▶ ASSIGNMENT 1
List every node value in the tree that the excerpt on AVL trees shows right after the words "One more example:".
▶ ASSIGNMENT 2
Reproduce the passage of the excerpt on AVL trees that starts at "The 4 node must" and ends at "old root (4).".

[[ SELECTED EXCERPT open ]]

4 Implementing Sets with AVL Trees

BSTs have poor worst-case performance on hasElt because we cannot guarantee that half of the elements are in each subtree. If we had that guarantee, hasElt would have logarithmic worst-case performance. In other words, we need to constrain our trees to be balanced. There are several data structures for balanced BSTs: we will look at one of them.

AVL trees are a form of balanced binary search trees (BBST). BBSTs augment the binary search tree invariant to require that the heights of the left and right subtrees at every node differ by at most one ("height" is the length of the longest path from the root to a leaf). For the two trees that follow, the one on the left is a BBST, but the one on the right is not (it is just a BST):

  6             6

 / \           / \

3   8         3   9

   /               \

  7                 12

                   /

                  10

We already saw how to maintain the BST invariants, so we really just need to understand how to maintain balance. We’ll look at this by way of examples. Consider the following BST. It is not balanced, since the left subtree has height 2 and the right has height 0:

    4

   /

  2

 / \

1   3

How do we balance this tree efficiently? Efficiency will come from not structurally changing more of the tree than necessary. Note that this tree is heavy on the left. This suggests that we could "rotate" the tree to the right, by making 2 the new root:

     2

    / \

   ?   4

1 .. 3

When we do this, 4 rotates around to the right subtree of 2. But on the left, we have the trees rooted at 1 and 3 that both used to connect to 2. The 3 tree is on the wrong side of a BST rooted at 2. So we move the 3-tree to hang off of 4 and leave 1 as the left subtree of 2:

  2

 / \

1   4

    /

   3

The 4 node must have an empty child, since one of its original children became the root of the new tree. We can always hang the former right subtree of the new root (2) off the old root (4).

Even though the new tree has the same height as the original, the number of nodes in the two subtrees is closer together. This makes it more likely that we can add elements into either side of the tree without rebalancing later.

A similar rotation counterclockwise handles the case when the right subtree is taller than the left.

One more example:

  7

 / \

5   10

   /  \

  8    15

   \

    9

This tree is heavier on the right, so we rotate counterclockwise. This yields

      10

    /    \

   7      15

 /   \

5     8

        \

         9

which is no better than what we started with. Rotating clockwise would give us back the original tree. The problem here is that when we rotate counterclockwise, the left child of the right subtree (rooted at 8 in this example) moves to the left subtree (rooted at 7). If that left child is larger than its sibling on the right (rooted at 15), the tree can end up unbalanced.

[[ SELECTED EXCERPT closed ]]
[[ DATA FOR ANALYSIS open ]]

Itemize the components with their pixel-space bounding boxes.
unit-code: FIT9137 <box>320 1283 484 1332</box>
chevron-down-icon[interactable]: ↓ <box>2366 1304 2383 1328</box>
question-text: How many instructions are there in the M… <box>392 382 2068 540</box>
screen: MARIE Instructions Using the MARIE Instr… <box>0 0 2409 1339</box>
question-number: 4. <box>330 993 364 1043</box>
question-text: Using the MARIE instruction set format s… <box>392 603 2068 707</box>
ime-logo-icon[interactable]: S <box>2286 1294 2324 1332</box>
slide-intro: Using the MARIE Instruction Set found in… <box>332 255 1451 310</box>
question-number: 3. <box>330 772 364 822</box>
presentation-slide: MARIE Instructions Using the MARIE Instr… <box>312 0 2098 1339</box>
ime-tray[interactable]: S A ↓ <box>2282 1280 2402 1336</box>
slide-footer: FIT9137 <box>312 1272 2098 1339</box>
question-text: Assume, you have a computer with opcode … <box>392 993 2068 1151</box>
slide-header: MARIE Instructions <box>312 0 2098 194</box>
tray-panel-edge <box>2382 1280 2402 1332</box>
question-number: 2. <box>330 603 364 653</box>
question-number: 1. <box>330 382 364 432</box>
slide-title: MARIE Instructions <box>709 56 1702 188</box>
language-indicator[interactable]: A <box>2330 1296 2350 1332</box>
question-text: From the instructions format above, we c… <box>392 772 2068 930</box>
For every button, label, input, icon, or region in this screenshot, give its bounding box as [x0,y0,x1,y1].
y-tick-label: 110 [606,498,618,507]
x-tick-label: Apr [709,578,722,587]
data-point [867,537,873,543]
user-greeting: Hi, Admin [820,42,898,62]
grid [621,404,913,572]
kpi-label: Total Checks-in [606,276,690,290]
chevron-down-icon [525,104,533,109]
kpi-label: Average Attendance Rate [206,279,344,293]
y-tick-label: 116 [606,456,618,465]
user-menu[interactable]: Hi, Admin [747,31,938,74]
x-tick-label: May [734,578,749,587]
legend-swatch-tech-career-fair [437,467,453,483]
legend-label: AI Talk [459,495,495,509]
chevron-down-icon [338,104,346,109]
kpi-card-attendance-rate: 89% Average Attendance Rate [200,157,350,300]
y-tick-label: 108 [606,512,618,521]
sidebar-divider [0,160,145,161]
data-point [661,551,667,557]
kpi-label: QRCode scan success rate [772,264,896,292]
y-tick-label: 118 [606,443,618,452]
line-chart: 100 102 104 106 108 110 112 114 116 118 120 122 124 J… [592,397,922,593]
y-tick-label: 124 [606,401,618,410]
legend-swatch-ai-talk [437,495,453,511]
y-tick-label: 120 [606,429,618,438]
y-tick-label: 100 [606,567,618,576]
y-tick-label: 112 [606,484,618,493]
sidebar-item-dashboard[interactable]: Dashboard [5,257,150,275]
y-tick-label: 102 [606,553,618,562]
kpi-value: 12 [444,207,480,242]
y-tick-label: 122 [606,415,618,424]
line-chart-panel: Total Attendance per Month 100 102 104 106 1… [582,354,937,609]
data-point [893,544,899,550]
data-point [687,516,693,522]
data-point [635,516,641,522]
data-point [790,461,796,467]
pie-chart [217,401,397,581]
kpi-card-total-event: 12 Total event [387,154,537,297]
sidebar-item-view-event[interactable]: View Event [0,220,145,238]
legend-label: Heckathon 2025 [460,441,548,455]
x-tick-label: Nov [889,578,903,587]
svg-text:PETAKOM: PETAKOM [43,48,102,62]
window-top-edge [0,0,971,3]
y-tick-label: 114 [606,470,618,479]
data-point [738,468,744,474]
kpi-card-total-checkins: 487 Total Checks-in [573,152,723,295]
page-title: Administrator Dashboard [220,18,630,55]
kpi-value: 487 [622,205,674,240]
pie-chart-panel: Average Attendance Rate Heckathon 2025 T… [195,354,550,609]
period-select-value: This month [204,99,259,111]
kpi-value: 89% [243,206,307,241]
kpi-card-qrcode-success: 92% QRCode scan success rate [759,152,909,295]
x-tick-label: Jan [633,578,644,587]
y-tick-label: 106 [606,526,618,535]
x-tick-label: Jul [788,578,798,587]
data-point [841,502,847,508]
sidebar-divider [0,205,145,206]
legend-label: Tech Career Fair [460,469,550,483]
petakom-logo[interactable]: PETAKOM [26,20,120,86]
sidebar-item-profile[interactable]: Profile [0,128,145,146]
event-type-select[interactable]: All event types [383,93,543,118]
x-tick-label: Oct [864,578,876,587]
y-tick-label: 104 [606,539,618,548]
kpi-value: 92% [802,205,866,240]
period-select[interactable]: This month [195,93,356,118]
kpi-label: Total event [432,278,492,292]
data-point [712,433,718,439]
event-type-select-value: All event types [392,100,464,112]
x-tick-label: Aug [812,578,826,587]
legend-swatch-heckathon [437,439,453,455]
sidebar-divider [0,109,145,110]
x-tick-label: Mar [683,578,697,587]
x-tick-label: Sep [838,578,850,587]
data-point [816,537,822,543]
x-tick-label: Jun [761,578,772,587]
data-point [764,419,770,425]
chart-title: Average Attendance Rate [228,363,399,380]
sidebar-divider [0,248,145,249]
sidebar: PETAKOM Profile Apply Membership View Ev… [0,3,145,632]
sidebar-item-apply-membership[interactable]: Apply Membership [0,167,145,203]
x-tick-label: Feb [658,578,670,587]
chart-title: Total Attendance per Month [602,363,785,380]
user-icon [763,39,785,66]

[[ DATA FOR ANALYSIS closed ]]

▶ WRITTEN REPLY 1
7, 5, 10, 8, 15, 9

▶ WRITTEN REPLY 2
The 4 node must have an empty child, since one of its original children became the root of the new tree. We can always hang the former right subtree of the new root (2) off the old root (4).